-- Figure content listings --
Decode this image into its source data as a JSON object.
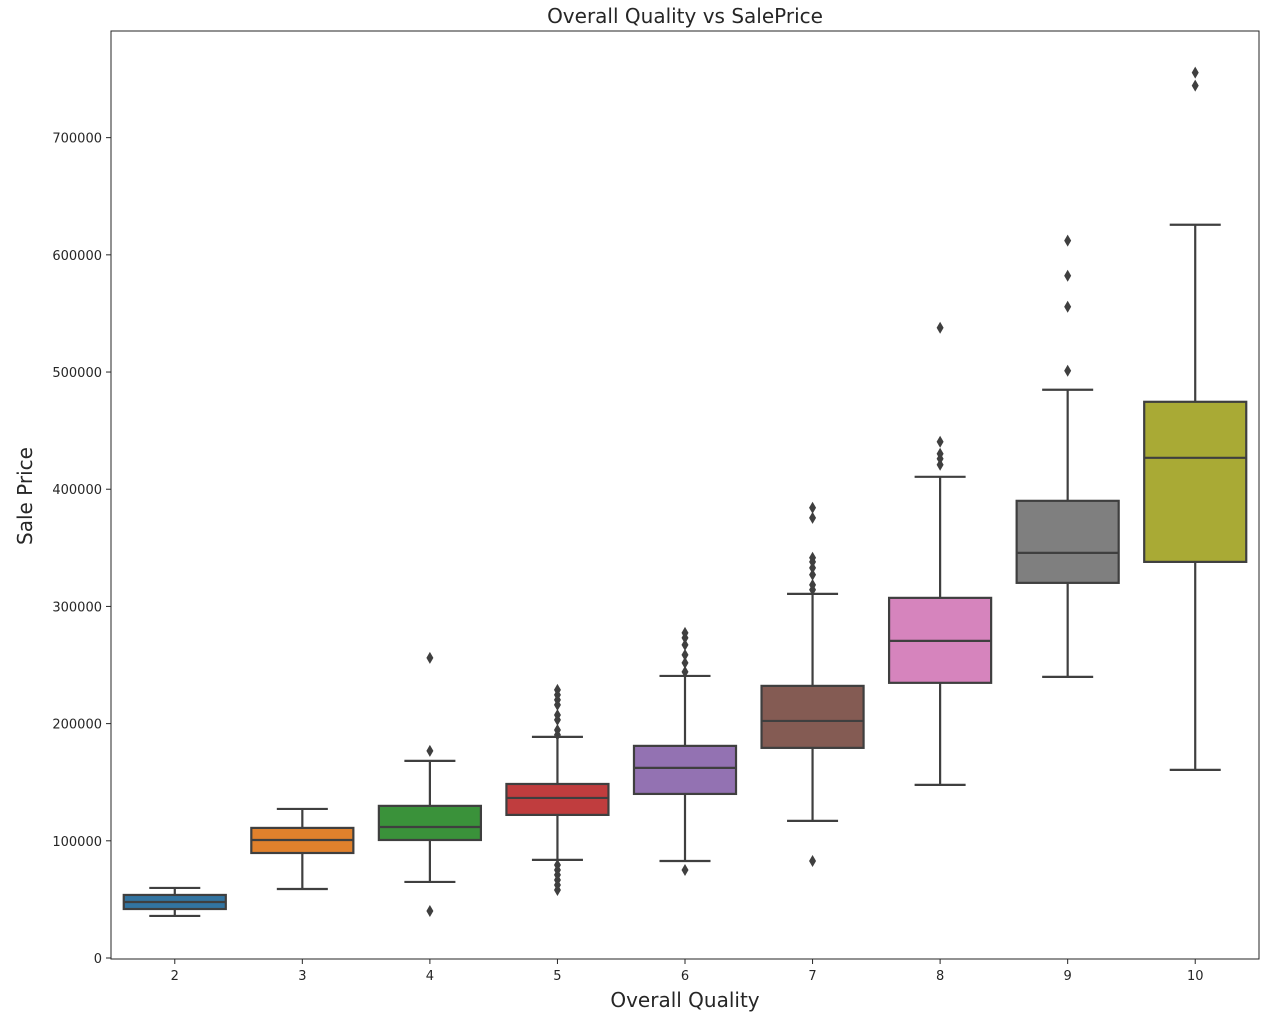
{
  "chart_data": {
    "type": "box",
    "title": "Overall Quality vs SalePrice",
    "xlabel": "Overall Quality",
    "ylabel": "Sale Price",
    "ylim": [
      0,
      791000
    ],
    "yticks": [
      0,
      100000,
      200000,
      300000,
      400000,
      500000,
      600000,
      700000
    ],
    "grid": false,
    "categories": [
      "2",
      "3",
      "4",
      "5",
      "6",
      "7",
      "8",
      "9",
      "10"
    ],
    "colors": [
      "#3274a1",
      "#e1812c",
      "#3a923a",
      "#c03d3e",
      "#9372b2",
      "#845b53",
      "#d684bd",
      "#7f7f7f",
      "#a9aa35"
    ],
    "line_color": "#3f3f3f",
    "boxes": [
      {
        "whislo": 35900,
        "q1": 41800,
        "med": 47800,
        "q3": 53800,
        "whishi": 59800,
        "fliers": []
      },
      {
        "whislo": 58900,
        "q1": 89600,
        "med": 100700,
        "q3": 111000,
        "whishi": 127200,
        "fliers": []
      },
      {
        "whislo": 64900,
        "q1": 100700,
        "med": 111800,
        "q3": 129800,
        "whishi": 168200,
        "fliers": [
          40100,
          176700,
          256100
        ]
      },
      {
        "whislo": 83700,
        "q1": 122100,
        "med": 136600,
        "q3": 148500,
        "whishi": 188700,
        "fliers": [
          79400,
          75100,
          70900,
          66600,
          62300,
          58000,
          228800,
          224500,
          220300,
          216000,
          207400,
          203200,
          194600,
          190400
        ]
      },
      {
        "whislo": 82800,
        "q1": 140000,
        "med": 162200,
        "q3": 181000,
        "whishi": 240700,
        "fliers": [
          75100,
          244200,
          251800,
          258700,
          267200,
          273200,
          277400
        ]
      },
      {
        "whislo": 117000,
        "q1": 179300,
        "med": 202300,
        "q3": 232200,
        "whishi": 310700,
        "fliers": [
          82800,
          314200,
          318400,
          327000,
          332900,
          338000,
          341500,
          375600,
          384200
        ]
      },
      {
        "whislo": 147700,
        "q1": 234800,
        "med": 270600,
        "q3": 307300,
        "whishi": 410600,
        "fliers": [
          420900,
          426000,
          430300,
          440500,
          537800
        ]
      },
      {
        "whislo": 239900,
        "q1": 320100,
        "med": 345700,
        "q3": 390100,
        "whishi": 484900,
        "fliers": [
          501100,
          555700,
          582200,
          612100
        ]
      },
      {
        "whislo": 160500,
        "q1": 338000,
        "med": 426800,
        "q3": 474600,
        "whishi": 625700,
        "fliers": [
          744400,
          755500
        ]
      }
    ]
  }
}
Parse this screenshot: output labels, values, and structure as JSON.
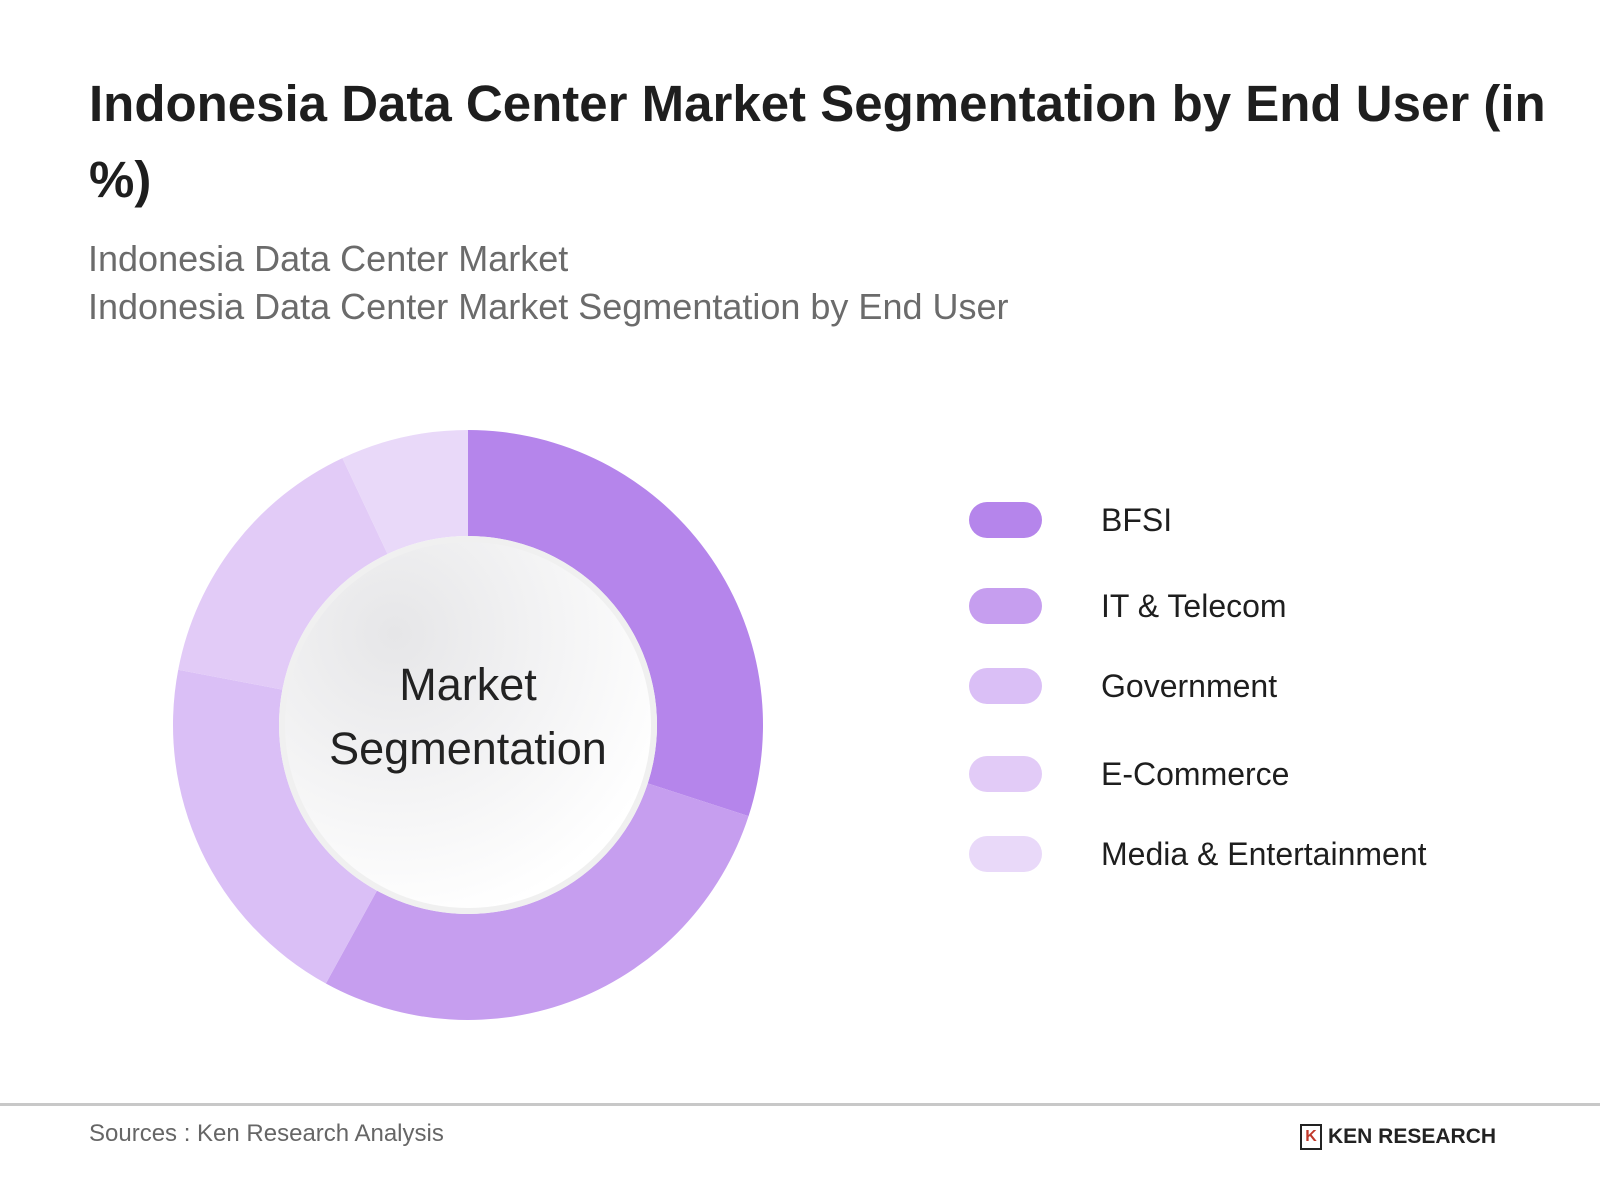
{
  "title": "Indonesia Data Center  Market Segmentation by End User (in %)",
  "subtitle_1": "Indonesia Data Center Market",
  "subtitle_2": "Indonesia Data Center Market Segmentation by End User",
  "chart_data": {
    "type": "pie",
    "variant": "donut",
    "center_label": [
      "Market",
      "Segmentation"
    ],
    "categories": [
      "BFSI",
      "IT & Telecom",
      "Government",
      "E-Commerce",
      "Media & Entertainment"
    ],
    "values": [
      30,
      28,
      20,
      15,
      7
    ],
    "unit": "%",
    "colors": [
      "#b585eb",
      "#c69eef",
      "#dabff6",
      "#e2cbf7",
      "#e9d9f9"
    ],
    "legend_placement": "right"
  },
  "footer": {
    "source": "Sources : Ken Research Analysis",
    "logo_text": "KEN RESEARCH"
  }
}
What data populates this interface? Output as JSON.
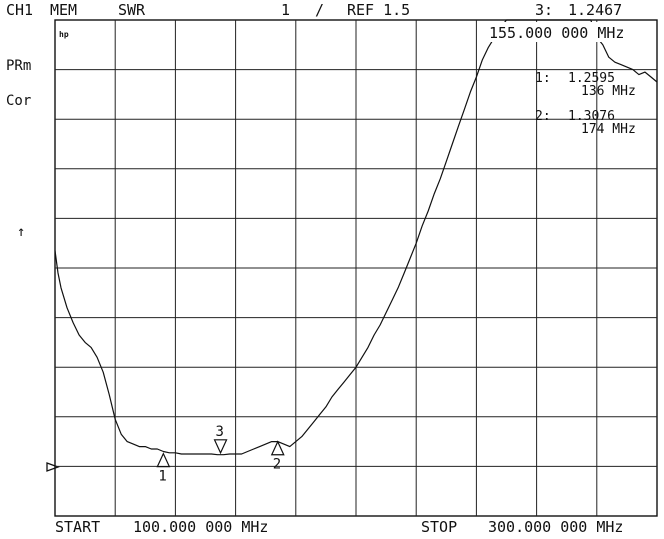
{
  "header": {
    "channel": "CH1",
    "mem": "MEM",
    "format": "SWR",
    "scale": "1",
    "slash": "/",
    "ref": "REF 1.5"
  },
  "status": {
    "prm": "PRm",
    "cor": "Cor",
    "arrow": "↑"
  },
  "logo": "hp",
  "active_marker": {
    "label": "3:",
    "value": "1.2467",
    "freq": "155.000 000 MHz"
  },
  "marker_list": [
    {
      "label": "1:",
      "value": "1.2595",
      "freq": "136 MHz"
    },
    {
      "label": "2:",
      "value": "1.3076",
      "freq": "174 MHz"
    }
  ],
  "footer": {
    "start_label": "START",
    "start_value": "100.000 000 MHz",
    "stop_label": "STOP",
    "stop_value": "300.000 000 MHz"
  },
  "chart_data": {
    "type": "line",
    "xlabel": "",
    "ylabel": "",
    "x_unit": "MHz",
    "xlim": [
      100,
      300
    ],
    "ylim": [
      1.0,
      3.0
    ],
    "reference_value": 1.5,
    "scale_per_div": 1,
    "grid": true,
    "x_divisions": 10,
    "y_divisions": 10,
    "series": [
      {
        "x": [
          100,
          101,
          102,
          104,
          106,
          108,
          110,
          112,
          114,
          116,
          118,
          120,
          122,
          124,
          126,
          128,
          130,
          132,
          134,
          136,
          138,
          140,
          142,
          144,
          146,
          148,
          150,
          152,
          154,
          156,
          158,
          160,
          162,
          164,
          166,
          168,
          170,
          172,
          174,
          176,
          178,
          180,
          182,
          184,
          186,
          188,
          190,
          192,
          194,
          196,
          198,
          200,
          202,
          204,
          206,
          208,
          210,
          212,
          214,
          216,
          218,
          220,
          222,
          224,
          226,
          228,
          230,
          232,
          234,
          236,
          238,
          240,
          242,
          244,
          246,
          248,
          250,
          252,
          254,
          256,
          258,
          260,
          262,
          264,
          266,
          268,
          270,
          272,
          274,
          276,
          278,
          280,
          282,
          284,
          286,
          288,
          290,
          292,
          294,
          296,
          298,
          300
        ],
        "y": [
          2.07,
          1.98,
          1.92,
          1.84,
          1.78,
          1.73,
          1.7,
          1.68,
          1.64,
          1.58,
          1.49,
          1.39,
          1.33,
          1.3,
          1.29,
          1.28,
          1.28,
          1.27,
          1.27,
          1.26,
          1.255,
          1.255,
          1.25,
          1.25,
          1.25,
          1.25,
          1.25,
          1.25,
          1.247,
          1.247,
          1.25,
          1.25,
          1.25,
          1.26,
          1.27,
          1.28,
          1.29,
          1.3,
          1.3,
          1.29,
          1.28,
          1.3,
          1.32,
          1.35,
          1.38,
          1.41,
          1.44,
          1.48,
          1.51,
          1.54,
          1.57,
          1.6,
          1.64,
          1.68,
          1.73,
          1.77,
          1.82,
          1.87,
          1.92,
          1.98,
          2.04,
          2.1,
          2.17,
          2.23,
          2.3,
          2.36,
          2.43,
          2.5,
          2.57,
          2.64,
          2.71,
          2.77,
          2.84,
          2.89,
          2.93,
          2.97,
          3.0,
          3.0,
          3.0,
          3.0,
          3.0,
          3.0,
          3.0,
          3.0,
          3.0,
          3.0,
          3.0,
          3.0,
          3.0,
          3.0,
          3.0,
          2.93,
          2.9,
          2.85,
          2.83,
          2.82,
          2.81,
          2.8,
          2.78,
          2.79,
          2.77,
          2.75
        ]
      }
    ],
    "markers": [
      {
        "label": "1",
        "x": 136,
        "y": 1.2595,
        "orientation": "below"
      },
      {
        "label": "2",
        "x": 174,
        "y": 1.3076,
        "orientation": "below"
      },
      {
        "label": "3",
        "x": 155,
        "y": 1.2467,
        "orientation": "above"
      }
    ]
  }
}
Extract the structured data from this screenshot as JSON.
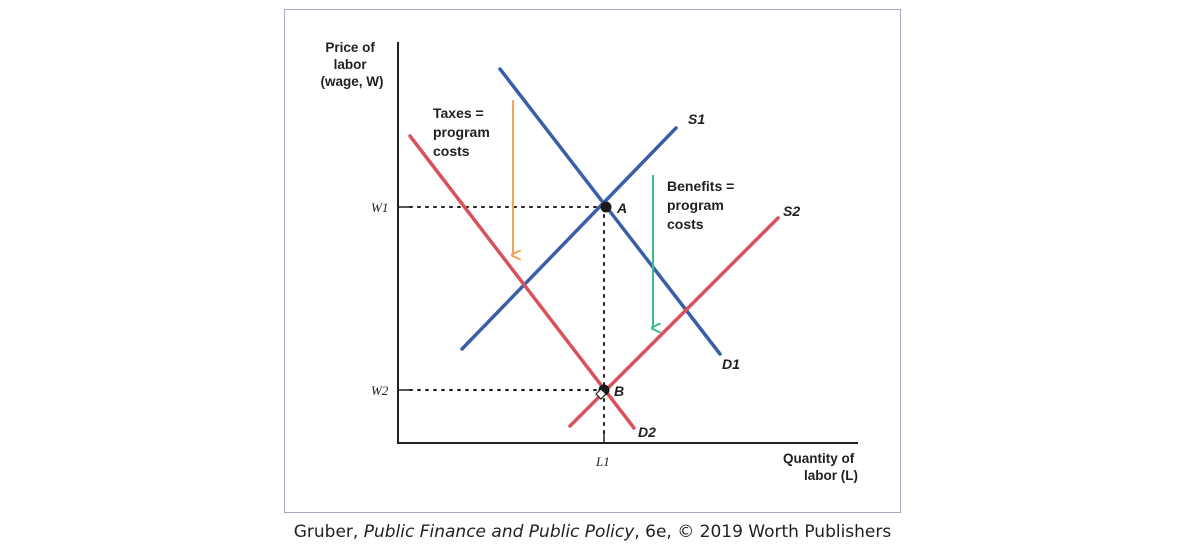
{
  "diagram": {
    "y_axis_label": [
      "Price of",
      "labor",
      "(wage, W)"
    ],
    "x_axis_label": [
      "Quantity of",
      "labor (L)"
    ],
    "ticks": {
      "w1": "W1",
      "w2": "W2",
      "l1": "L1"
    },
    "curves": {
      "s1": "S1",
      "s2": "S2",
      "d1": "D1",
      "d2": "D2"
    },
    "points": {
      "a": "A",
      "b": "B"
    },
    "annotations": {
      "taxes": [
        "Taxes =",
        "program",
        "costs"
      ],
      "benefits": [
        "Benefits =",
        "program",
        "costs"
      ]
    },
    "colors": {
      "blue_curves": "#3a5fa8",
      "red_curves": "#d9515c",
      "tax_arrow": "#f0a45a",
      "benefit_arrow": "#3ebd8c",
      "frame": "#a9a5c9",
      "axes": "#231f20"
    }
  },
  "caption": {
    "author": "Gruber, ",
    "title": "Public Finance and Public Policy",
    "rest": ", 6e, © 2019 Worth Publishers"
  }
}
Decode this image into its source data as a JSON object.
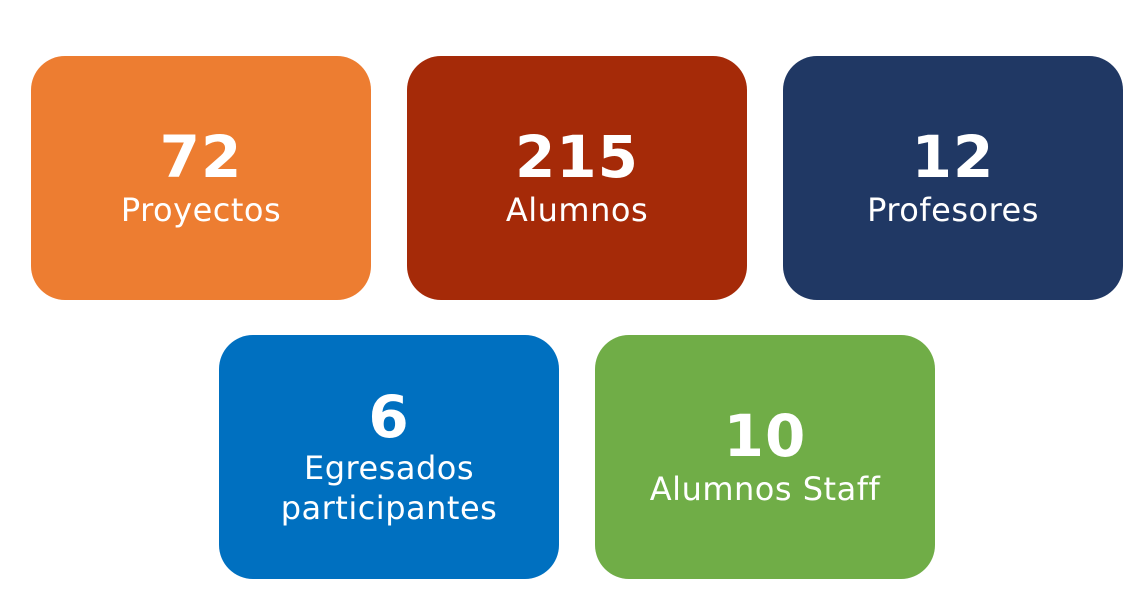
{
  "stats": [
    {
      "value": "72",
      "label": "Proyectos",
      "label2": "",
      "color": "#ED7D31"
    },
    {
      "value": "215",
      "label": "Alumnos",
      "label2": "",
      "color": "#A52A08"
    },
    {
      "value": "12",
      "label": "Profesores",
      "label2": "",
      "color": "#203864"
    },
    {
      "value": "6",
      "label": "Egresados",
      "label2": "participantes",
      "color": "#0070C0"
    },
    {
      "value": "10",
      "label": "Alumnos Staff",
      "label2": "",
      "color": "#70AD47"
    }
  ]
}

-- Exercise directions --
Pick out and copy the lines of the material that include the word "this".

-- Full solution --
Decode this image into its source data as a JSON object.
Parse this screenshot: output labels, values, and structure as JSON.
What data populates this interface? Output as JSON.
Extract the structured data from this screenshot as JSON.
Decode this image into its source data as a JSON object.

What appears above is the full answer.